▸ What is being asked
Would you quote the material below in full and unchanged?

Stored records
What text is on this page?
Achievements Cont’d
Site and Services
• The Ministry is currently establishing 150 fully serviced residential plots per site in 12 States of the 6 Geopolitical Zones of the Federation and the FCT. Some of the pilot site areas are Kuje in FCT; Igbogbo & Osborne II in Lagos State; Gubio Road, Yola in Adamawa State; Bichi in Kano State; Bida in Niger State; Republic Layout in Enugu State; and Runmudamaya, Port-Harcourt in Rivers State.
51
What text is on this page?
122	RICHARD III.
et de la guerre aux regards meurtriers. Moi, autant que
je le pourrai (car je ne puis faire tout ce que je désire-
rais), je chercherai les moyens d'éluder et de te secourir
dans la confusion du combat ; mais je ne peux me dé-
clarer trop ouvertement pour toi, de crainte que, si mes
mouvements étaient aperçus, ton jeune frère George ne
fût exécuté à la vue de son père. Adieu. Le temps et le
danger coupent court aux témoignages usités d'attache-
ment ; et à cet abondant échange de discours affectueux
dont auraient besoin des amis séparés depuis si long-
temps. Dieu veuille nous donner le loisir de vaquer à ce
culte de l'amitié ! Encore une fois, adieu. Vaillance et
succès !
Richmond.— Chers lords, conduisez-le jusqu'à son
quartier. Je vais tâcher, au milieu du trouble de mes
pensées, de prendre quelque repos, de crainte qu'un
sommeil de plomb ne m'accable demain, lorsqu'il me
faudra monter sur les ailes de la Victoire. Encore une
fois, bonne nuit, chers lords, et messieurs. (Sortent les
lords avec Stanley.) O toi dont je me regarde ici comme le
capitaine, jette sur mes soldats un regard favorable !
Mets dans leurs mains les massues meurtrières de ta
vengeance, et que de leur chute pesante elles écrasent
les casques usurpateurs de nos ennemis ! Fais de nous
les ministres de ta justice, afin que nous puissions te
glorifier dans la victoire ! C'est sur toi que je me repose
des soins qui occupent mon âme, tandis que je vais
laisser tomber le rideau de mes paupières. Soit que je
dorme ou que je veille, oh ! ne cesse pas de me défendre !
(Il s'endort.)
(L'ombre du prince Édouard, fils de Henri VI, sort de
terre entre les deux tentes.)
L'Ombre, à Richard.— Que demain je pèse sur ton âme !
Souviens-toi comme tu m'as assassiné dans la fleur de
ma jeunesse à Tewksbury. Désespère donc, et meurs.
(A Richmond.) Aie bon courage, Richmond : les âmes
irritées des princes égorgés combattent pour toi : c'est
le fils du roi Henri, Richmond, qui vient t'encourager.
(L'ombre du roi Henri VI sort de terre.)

▸ The answer
What text is on this page?
Achievements Cont’d
Site and Services
• The Ministry is currently establishing 150 fully serviced residential plots per site in 12 States of the 6 Geopolitical Zones of the Federation and the FCT. Some of the pilot site areas are Kuje in FCT; Igbogbo & Osborne II in Lagos State; Gubio Road, Yola in Adamawa State; Bichi in Kano State; Bida in Niger State; Republic Layout in Enugu State; and Runmudamaya, Port-Harcourt in Rivers State.
51
What text is on this page?
122	RICHARD III.
et de la guerre aux regards meurtriers. Moi, autant que
je le pourrai (car je ne puis faire tout ce que je désire-
rais), je chercherai les moyens d'éluder et de te secourir
dans la confusion du combat ; mais je ne peux me dé-
clarer trop ouvertement pour toi, de crainte que, si mes
mouvements étaient aperçus, ton jeune frère George ne
fût exécuté à la vue de son père. Adieu. Le temps et le
danger coupent court aux témoignages usités d'attache-
ment ; et à cet abondant échange de discours affectueux
dont auraient besoin des amis séparés depuis si long-
temps. Dieu veuille nous donner le loisir de vaquer à ce
culte de l'amitié ! Encore une fois, adieu. Vaillance et
succès !
Richmond.— Chers lords, conduisez-le jusqu'à son
quartier. Je vais tâcher, au milieu du trouble de mes
pensées, de prendre quelque repos, de crainte qu'un
sommeil de plomb ne m'accable demain, lorsqu'il me
faudra monter sur les ailes de la Victoire. Encore une
fois, bonne nuit, chers lords, et messieurs. (Sortent les
lords avec Stanley.) O toi dont je me regarde ici comme le
capitaine, jette sur mes soldats un regard favorable !
Mets dans leurs mains les massues meurtrières de ta
vengeance, et que de leur chute pesante elles écrasent
les casques usurpateurs de nos ennemis ! Fais de nous
les ministres de ta justice, afin que nous puissions te
glorifier dans la victoire ! C'est sur toi que je me repose
des soins qui occupent mon âme, tandis que je vais
laisser tomber le rideau de mes paupières. Soit que je
dorme ou que je veille, oh ! ne cesse pas de me défendre !
(Il s'endort.)
(L'ombre du prince Édouard, fils de Henri VI, sort de
terre entre les deux tentes.)
L'Ombre, à Richard.— Que demain je pèse sur ton âme !
Souviens-toi comme tu m'as assassiné dans la fleur de
ma jeunesse à Tewksbury. Désespère donc, et meurs.
(A Richmond.) Aie bon courage, Richmond : les âmes
irritées des princes égorgés combattent pour toi : c'est
le fils du roi Henri, Richmond, qui vient t'encourager.
(L'ombre du roi Henri VI sort de terre.)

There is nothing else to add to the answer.